**Short problem**
Check each line of the records below for the word "icon" and copy those where it appears.

— start of Material to process —

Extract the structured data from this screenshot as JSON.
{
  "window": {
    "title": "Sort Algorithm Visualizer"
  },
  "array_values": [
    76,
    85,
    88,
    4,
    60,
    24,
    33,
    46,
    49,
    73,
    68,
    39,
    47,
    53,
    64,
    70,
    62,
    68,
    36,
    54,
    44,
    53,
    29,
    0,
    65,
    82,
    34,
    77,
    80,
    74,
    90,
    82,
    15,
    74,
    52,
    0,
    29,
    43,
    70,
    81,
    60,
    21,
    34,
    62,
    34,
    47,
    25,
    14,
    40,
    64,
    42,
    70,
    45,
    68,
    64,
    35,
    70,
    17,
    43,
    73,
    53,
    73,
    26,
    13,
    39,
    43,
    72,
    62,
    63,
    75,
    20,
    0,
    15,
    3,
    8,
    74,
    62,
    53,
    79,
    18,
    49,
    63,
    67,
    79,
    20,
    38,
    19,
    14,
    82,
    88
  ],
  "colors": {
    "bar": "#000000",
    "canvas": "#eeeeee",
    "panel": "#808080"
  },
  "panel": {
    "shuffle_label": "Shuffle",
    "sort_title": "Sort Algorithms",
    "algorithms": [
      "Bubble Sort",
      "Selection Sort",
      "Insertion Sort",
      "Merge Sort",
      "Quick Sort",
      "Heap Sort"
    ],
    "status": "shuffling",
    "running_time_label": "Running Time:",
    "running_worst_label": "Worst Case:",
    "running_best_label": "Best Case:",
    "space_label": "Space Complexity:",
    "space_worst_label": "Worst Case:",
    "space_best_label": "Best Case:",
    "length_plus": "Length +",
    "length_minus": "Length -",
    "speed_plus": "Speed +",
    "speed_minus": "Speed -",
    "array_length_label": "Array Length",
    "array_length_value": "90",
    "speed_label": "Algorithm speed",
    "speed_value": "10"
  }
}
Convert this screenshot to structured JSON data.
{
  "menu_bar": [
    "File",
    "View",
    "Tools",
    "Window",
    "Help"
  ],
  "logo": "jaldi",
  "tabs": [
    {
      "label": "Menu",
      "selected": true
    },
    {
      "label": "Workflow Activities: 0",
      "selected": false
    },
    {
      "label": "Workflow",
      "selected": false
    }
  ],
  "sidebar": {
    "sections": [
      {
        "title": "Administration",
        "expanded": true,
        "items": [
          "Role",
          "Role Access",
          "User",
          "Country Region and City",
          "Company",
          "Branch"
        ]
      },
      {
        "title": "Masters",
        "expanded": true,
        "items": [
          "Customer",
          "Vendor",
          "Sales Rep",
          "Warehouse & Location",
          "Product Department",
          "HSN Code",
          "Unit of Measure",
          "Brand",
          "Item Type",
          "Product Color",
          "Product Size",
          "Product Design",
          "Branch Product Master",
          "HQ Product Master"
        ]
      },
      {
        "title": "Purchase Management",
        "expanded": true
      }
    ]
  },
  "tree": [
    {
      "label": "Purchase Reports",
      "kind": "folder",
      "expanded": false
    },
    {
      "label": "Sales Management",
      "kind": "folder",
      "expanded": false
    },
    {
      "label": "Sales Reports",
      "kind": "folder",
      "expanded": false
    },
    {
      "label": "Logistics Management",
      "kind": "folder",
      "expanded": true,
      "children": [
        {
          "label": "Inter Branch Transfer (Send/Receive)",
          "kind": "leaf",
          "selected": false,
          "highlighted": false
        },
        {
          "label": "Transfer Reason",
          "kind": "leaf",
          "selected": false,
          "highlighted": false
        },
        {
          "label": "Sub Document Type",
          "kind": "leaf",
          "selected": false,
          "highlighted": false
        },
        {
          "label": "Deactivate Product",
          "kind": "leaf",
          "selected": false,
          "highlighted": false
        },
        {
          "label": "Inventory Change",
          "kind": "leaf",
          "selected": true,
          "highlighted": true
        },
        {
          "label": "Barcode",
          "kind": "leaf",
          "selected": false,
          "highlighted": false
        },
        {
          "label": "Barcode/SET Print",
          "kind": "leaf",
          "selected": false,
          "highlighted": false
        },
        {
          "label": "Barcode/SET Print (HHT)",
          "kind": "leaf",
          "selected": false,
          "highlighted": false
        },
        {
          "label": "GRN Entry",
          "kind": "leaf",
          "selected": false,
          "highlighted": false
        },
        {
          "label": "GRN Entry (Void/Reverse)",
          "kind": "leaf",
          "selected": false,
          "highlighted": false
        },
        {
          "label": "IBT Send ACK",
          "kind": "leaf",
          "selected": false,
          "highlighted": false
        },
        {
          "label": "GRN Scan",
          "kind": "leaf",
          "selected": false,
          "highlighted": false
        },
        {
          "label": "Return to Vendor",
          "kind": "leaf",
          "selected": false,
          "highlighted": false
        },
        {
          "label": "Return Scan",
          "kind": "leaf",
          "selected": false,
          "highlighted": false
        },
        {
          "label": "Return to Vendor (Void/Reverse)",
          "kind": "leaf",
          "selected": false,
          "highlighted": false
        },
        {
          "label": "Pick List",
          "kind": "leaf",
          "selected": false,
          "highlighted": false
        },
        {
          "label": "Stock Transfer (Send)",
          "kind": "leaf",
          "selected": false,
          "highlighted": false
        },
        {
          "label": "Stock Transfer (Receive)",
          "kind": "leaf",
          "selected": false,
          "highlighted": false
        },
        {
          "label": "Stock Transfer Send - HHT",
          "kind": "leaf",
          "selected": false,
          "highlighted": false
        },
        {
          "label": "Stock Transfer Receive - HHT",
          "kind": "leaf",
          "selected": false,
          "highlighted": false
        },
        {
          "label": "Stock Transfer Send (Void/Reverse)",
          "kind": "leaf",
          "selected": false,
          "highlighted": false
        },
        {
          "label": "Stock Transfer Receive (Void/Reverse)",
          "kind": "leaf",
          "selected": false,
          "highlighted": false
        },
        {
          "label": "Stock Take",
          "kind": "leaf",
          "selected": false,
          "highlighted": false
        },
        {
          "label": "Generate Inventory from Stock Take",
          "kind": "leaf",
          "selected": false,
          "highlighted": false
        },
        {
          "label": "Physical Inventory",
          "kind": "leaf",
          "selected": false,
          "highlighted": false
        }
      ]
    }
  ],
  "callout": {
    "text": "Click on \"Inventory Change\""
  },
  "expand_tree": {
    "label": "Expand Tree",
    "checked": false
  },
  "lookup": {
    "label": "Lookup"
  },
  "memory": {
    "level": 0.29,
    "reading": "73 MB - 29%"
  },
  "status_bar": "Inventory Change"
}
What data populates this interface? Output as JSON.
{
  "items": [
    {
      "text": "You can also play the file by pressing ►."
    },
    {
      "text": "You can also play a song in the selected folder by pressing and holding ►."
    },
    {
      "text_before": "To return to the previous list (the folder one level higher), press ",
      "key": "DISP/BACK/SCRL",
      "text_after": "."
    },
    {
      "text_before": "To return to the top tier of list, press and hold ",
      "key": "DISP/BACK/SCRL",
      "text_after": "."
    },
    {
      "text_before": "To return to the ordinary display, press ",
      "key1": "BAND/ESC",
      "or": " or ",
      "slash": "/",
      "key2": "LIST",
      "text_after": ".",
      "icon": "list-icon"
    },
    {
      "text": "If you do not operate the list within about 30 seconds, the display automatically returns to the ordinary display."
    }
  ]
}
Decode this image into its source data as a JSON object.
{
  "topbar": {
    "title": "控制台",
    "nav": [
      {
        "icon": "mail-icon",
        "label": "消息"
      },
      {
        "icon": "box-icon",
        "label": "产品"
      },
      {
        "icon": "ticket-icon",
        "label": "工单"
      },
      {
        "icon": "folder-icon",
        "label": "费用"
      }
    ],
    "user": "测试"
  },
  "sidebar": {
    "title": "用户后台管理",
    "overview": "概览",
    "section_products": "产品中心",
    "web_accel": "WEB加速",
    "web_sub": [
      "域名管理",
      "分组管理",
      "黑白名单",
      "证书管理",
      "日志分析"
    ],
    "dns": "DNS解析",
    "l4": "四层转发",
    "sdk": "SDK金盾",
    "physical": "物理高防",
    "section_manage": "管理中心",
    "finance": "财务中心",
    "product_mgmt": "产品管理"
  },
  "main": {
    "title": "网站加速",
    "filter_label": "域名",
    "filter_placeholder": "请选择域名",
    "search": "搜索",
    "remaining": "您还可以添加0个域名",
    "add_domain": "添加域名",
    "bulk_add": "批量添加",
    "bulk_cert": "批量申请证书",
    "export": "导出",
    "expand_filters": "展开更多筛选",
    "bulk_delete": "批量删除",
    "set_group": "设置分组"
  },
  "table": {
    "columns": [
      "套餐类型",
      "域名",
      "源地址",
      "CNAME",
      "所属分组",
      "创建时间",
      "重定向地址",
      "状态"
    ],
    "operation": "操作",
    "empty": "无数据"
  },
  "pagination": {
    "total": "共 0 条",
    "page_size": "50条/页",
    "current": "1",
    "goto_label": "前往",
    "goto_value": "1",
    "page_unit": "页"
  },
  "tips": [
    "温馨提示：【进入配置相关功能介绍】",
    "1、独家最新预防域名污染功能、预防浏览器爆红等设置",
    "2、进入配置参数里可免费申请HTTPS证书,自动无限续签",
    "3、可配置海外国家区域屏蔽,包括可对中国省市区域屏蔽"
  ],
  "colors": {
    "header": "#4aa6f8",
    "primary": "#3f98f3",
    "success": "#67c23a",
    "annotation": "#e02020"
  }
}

— end of Material to process —

**Result for this exercise**
      "icon": "list-icon"
        "icon": "mail-icon",
        "icon": "box-icon",
        "icon": "ticket-icon",
        "icon": "folder-icon",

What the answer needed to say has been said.